» **本文**:
- - -

ヨハネによる福音書 4:43~54
4:43 さて、二日後に、イエスはそこを去ってガリラヤに行かれた。
4:44 イエスご自身、「預言者は自分の故郷では尊ばれない」と証言なさっていた。
4:45 それで、ガリラヤに入られたとき、ガリラヤの人たちはイエスを歓迎したが、それは、イエスが祭りの間にエルサレムで行ったことを、すべて見ていたからであった。彼らもその祭りに行っていたのである。
4:46 イエスは再びガリラヤのカナに行かれた。イエスが水をぶどう酒にされた場所である。さてカペナウムに、ある王室の役人がいて、その息子が病気であった。
4:47 この人は、イエスがユダヤからガリラヤに来られたと聞いて、イエスのところに行った。そして、下って来て息子を癒やしてくださるように願った。息子が死にかかっていたのである。
4:48 イエスは彼に言われた。「あなたがたは、しるしと不思議を見ないかぎり、決して信じません。」
4:49 王室の役人はイエスに言った。「主よ。どうか子どもが死なないうちに、下って来てください。」
4:50 イエスは彼に言われた。「行きなさい。あなたの息子は治ります。」その人はイエスが語ったことばを信じて、帰って行った。
4:51 彼が下って行く途中、しもべたちが彼を迎えに来て、彼の息子が治ったことを告げた。
4:52 子どもが良くなった時刻を尋ねると、彼らは「昨日の第七の時に熱がひきました」と言った。
4:53 父親は、その時刻が、「あなたの息子は治る」とイエスが言われた時刻だと知り、彼自身も家の者たちもみな信じた。
4:54 イエスはユダヤを去ってガリラヤに来てから、これを第二のしるしとして行われた。

- - -

[元データ]
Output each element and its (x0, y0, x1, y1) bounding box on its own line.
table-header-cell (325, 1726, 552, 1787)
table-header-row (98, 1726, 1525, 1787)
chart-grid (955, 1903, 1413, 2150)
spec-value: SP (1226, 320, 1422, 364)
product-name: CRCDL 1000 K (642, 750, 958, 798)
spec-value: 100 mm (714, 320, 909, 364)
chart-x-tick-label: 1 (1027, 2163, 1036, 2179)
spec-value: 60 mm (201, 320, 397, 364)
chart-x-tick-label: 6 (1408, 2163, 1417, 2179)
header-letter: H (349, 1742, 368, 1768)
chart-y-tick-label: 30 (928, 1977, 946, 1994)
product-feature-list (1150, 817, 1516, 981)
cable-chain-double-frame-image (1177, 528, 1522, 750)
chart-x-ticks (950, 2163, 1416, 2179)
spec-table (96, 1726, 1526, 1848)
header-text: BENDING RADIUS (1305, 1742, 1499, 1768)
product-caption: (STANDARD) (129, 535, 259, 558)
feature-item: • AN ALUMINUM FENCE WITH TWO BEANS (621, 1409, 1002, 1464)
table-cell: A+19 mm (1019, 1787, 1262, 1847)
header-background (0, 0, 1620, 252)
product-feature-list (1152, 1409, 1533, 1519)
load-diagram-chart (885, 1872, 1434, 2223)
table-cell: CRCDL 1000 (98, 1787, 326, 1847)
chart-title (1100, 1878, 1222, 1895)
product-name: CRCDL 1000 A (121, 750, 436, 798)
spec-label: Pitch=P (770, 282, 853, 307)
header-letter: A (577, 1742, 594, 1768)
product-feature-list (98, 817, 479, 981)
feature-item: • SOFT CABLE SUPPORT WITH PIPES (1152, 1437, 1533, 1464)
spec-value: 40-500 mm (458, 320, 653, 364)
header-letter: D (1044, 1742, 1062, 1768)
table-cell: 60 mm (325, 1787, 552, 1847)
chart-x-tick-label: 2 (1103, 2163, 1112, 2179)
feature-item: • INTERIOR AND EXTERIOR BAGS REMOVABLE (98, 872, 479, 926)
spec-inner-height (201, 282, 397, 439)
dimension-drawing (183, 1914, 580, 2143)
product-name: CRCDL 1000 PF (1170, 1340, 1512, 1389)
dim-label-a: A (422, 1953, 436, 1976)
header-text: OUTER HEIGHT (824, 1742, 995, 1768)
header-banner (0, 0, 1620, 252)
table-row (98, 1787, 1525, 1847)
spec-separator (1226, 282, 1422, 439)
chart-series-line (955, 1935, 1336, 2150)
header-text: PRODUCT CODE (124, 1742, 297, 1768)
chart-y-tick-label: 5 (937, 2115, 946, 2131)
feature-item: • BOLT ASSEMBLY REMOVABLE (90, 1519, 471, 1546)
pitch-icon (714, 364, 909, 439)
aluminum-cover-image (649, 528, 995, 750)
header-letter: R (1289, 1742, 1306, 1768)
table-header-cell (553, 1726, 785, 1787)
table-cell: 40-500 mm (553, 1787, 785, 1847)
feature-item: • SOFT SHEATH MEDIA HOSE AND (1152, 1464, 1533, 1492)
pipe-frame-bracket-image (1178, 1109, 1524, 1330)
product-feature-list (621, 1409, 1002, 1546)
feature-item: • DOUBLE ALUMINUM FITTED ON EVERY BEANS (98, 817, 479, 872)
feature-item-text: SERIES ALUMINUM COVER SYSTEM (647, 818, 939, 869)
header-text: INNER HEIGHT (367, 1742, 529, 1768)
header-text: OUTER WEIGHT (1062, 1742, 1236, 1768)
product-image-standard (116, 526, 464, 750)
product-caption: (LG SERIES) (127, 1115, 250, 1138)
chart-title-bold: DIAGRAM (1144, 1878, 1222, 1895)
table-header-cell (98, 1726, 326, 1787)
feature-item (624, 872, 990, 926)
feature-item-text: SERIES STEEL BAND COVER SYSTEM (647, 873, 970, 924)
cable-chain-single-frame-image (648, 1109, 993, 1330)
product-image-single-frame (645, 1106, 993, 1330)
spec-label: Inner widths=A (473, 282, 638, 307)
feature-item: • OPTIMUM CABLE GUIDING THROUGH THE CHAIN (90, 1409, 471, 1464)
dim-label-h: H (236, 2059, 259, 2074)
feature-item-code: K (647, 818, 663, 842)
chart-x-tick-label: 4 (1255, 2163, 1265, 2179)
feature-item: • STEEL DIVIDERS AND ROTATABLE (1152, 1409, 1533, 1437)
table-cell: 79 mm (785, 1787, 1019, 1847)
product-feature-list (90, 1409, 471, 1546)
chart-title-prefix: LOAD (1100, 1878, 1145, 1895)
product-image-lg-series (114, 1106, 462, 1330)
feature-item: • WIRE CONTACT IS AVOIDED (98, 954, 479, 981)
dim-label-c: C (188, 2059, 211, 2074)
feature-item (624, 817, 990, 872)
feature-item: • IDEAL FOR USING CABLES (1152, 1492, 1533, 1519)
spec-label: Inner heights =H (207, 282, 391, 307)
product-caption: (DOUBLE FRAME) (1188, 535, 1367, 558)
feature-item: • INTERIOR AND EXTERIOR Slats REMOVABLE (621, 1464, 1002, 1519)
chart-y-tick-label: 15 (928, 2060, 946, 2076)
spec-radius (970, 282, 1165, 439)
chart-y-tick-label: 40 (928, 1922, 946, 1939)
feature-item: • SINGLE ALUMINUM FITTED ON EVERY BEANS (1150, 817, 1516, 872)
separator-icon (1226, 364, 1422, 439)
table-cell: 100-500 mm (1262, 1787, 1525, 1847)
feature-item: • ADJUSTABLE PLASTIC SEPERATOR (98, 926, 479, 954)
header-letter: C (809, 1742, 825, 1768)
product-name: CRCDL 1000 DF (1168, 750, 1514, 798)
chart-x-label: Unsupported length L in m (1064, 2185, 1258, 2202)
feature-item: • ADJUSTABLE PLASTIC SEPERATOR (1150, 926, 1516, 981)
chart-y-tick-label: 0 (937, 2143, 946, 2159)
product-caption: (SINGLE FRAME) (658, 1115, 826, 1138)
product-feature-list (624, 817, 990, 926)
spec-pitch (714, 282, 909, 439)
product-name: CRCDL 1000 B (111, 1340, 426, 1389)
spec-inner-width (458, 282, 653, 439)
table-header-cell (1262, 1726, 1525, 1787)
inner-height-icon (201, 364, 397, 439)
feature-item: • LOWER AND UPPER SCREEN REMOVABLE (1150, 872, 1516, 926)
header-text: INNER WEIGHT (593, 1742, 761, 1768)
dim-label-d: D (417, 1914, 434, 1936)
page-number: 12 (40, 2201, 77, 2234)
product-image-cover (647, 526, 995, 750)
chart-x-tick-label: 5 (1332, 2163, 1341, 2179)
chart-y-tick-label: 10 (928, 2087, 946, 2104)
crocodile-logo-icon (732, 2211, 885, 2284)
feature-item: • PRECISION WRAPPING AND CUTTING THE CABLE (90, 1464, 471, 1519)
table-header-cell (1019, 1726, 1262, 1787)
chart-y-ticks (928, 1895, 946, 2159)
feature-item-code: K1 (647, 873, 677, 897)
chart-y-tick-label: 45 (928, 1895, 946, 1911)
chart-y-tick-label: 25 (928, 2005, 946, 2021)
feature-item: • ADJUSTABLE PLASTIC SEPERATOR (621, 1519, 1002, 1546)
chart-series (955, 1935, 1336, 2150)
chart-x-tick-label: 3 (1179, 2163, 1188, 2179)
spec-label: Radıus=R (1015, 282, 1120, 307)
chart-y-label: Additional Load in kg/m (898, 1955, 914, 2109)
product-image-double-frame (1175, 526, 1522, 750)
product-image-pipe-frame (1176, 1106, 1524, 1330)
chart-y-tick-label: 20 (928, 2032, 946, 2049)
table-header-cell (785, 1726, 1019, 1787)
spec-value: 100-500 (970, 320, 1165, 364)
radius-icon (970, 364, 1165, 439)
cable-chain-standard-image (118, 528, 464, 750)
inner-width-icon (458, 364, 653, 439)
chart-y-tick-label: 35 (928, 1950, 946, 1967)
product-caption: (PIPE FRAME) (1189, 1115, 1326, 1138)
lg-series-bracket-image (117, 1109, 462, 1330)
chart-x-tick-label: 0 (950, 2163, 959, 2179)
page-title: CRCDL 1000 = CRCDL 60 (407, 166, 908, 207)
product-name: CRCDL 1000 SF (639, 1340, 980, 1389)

- - -

» **課題について**: 本文の「4:45 それで、ガリラヤに」から「に熱がひきました」と言った。」までの部分を、「王室の役人」を「王の役人」に置き換えて書き直してください。

» **解答**:
4:45 それで、ガリラヤに入られたとき、ガリラヤの人たちはイエスを歓迎したが、それは、イエスが祭りの間にエルサレムで行ったことを、すべて見ていたからであった。彼らもその祭りに行っていたのである。
4:46 イエスは再びガリラヤのカナに行かれた。イエスが水をぶどう酒にされた場所である。さてカペナウムに、ある王の役人がいて、その息子が病気であった。
4:47 この人は、イエスがユダヤからガリラヤに来られたと聞いて、イエスのところに行った。そして、下って来て息子を癒やしてくださるように願った。息子が死にかかっていたのである。
4:48 イエスは彼に言われた。「あなたがたは、しるしと不思議を見ないかぎり、決して信じません。」
4:49 王の役人はイエスに言った。「主よ。どうか子どもが死なないうちに、下って来てください。」
4:50 イエスは彼に言われた。「行きなさい。あなたの息子は治ります。」その人はイエスが語ったことばを信じて、帰って行った。
4:51 彼が下って行く途中、しもべたちが彼を迎えに来て、彼の息子が治ったことを告げた。
4:52 子どもが良くなった時刻を尋ねると、彼らは「昨日の第七の時に熱がひきました」と言った。